:: Material for the task
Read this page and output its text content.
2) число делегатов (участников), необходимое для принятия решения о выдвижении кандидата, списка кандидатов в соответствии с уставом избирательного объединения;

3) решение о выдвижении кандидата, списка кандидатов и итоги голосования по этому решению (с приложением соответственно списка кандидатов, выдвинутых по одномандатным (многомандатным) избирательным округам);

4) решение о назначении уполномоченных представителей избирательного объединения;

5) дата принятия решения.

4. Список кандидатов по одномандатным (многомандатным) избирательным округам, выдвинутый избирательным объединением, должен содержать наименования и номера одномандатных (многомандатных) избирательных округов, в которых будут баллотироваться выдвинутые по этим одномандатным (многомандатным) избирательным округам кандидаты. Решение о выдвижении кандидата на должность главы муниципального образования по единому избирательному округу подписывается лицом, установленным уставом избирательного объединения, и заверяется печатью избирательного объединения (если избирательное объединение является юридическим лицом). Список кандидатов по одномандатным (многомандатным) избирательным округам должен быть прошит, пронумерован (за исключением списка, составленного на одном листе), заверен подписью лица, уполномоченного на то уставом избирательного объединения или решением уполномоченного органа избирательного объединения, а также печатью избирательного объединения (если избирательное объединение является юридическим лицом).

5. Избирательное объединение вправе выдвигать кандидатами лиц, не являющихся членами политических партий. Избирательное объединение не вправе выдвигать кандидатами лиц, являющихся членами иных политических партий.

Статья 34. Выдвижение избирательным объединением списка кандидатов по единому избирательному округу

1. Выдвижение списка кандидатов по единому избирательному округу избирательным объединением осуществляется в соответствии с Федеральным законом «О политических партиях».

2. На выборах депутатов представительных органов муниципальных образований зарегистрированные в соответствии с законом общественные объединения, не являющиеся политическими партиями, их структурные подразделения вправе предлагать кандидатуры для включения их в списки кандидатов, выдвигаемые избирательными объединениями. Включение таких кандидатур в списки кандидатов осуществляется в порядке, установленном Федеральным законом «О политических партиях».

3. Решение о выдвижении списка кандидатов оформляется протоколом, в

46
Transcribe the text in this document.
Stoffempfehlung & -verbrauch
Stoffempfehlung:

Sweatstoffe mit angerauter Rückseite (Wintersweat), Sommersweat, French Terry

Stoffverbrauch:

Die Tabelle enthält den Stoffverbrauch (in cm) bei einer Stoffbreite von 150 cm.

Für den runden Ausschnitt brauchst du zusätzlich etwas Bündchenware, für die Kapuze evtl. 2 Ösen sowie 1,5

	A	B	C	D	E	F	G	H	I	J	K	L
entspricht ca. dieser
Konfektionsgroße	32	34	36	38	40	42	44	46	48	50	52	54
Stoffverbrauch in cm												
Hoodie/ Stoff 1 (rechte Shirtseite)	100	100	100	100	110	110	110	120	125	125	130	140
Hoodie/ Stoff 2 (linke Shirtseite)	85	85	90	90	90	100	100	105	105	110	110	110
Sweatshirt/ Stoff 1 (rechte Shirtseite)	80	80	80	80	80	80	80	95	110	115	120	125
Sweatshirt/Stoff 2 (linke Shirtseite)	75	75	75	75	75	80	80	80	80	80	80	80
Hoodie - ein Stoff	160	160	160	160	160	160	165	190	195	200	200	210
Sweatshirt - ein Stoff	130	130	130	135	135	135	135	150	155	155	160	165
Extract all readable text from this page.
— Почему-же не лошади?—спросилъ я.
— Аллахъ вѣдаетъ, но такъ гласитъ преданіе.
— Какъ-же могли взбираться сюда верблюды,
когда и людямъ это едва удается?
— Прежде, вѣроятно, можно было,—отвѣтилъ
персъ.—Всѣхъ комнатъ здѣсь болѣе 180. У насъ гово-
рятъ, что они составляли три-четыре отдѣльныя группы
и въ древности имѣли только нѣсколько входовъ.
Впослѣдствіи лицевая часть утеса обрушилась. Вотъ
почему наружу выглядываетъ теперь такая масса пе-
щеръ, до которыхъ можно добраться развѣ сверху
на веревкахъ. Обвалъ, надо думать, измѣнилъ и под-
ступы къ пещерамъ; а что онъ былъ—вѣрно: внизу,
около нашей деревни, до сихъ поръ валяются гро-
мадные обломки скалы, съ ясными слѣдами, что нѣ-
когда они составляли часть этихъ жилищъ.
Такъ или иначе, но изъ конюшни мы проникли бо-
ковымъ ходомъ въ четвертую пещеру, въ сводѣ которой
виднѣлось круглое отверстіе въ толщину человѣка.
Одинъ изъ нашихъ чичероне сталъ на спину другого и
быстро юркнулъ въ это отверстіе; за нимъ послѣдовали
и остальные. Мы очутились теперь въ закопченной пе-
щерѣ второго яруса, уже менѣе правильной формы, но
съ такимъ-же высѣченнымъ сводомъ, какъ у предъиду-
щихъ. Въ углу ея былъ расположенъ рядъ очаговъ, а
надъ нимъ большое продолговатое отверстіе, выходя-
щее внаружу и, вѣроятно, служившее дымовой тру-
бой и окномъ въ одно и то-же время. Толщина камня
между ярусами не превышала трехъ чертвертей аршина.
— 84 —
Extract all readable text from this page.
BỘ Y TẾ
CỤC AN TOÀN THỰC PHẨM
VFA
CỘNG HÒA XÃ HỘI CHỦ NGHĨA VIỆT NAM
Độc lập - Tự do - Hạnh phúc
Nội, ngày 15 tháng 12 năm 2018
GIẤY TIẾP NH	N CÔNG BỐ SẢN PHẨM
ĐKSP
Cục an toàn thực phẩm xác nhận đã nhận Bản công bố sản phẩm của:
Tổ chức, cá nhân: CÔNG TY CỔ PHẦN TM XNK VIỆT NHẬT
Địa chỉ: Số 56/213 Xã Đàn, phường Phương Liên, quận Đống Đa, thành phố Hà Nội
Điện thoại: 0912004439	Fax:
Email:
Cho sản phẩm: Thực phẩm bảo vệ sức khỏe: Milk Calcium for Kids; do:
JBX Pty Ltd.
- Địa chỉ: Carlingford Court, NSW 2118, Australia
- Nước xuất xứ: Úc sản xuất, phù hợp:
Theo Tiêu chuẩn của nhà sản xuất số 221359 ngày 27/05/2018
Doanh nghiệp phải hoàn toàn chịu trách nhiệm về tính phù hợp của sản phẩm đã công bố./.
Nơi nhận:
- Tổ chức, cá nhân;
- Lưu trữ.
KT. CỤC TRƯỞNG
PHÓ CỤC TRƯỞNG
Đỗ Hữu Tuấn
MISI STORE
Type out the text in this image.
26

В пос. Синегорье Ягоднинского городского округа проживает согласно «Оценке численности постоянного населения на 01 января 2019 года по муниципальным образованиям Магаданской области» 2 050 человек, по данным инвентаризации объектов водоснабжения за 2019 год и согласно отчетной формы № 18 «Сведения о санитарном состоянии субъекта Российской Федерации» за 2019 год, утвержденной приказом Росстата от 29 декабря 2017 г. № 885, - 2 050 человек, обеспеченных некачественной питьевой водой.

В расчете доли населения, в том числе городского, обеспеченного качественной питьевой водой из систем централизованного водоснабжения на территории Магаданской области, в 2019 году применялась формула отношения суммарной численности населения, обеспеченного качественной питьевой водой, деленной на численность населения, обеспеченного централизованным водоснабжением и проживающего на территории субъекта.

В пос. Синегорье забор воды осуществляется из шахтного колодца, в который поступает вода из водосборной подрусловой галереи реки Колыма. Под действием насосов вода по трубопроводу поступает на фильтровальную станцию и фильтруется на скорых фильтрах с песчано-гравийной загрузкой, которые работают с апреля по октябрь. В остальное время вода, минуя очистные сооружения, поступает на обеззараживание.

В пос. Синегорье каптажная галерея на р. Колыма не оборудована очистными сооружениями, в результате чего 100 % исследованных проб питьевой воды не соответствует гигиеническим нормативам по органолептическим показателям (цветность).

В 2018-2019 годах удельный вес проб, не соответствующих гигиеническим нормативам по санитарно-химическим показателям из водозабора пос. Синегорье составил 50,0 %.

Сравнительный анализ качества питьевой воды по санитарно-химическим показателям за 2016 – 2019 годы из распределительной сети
::::
Task brief
Count every line above that holds the string "субъекта" and give the total, nothing more.

Answer
2